[RECORDS TO USE]:
-*-
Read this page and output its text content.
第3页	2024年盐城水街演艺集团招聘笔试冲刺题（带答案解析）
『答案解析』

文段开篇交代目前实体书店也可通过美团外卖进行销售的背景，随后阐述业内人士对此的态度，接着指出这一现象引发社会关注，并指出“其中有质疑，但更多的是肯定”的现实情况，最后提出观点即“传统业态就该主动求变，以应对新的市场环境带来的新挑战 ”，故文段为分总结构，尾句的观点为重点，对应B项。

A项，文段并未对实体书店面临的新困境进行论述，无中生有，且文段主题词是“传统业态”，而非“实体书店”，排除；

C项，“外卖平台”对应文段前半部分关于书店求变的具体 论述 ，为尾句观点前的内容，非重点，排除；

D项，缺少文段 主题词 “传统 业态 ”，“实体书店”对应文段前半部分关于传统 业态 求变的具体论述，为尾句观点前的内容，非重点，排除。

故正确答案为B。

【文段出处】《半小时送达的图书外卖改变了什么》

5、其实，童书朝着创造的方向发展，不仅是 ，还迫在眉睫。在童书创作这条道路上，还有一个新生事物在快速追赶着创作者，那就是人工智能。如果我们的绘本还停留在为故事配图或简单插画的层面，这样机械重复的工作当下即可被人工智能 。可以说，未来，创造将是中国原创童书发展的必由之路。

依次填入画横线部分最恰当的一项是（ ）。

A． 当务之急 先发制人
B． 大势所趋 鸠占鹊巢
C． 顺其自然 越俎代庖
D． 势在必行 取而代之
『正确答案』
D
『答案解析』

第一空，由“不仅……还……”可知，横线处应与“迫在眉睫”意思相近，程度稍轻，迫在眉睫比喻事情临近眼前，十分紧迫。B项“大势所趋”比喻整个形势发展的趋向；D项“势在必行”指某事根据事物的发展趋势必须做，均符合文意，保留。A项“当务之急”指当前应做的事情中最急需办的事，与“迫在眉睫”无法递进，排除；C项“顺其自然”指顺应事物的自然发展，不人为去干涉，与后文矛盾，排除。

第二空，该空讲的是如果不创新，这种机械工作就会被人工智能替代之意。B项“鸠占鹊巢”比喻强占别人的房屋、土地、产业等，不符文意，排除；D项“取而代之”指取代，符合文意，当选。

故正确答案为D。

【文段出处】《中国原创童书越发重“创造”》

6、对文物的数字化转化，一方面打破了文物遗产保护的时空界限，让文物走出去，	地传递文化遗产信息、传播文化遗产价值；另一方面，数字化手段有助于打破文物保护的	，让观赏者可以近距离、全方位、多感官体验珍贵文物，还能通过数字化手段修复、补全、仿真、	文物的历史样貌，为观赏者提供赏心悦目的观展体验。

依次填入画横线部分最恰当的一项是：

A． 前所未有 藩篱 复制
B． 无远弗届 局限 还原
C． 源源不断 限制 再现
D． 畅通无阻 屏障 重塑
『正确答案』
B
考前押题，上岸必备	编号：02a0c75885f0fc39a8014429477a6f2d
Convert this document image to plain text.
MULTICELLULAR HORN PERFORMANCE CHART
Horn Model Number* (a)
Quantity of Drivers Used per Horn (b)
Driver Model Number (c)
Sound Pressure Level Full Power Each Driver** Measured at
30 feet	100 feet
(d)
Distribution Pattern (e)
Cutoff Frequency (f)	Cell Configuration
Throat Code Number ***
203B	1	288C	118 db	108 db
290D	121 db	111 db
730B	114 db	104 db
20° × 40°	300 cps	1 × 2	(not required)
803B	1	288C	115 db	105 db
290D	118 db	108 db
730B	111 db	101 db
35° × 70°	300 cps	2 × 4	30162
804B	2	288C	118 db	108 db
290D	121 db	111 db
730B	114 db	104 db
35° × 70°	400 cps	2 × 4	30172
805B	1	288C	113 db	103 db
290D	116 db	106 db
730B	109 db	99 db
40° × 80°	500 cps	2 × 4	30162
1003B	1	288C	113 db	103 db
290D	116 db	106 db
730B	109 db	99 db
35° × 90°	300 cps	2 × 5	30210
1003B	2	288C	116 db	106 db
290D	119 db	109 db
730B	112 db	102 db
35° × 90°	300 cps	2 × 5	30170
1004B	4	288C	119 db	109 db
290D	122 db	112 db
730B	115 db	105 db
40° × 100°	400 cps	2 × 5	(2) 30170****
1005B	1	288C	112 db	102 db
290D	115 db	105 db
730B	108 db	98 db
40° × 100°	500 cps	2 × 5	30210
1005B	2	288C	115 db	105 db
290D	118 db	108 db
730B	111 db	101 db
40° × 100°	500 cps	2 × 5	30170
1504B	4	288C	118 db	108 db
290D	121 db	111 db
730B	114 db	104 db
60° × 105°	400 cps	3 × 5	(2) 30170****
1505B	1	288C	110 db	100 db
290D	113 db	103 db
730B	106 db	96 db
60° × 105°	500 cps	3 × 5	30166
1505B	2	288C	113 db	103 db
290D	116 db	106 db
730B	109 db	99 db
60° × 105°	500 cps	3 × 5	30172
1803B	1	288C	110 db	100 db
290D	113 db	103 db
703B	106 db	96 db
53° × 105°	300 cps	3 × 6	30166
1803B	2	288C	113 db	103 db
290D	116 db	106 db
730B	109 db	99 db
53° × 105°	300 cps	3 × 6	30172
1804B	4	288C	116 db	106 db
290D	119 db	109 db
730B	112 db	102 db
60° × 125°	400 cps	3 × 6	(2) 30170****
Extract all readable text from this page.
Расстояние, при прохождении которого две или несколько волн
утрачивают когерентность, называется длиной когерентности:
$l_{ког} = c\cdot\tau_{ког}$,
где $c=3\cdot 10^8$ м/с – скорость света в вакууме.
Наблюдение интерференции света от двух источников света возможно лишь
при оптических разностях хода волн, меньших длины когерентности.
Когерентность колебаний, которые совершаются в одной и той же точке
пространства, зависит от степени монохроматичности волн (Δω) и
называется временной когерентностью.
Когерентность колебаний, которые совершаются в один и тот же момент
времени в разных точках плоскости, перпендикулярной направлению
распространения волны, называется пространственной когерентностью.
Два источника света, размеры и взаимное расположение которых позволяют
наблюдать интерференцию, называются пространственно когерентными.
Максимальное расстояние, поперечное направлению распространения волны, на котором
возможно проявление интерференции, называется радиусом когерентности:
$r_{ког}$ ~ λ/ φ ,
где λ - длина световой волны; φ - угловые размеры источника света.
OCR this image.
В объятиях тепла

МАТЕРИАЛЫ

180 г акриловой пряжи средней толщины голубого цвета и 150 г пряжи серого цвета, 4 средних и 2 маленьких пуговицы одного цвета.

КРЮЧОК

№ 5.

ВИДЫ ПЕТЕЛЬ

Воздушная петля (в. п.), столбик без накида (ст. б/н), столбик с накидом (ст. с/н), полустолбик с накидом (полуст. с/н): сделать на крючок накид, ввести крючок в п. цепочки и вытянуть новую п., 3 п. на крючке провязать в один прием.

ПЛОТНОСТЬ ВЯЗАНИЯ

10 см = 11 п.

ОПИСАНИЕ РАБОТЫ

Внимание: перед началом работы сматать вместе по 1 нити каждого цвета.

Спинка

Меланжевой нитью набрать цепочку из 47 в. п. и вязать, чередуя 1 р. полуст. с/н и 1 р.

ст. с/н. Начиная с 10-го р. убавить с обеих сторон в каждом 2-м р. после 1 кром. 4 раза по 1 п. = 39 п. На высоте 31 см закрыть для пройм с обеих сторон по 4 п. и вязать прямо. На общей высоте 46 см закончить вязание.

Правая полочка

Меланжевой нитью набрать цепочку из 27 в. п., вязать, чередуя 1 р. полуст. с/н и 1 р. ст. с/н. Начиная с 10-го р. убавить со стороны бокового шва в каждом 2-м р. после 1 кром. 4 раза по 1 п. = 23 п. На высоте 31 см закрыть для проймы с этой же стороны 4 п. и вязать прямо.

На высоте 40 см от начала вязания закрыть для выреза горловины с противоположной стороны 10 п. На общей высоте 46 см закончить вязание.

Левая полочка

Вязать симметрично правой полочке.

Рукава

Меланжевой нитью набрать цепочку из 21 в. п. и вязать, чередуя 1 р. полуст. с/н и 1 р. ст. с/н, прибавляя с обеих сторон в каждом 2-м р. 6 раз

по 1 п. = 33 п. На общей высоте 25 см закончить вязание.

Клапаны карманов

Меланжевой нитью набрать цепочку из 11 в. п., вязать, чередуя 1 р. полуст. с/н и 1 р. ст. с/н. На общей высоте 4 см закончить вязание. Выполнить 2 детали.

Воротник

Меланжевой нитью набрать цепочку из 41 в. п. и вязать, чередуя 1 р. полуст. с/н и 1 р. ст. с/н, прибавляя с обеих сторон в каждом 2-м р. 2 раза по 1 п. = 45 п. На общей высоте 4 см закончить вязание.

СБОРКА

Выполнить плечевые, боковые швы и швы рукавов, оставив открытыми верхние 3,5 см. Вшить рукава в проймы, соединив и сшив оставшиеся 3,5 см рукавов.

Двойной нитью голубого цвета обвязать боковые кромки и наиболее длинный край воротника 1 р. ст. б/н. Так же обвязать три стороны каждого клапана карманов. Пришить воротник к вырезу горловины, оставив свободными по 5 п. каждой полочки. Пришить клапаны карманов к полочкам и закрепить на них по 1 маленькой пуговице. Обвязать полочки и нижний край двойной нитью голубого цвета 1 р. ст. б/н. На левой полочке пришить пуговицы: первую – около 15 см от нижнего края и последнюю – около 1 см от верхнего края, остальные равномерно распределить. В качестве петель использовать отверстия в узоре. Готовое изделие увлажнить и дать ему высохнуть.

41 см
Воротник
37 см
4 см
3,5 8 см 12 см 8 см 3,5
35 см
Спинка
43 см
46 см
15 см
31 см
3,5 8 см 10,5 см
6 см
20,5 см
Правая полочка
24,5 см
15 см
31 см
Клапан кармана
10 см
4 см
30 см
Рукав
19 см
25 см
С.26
-*-
[SET TASK]:
Copy every line that includes the string "page" from the material above.

[FINAL RESULT]:
Read this page and output its text content.
Extract all readable text from this page.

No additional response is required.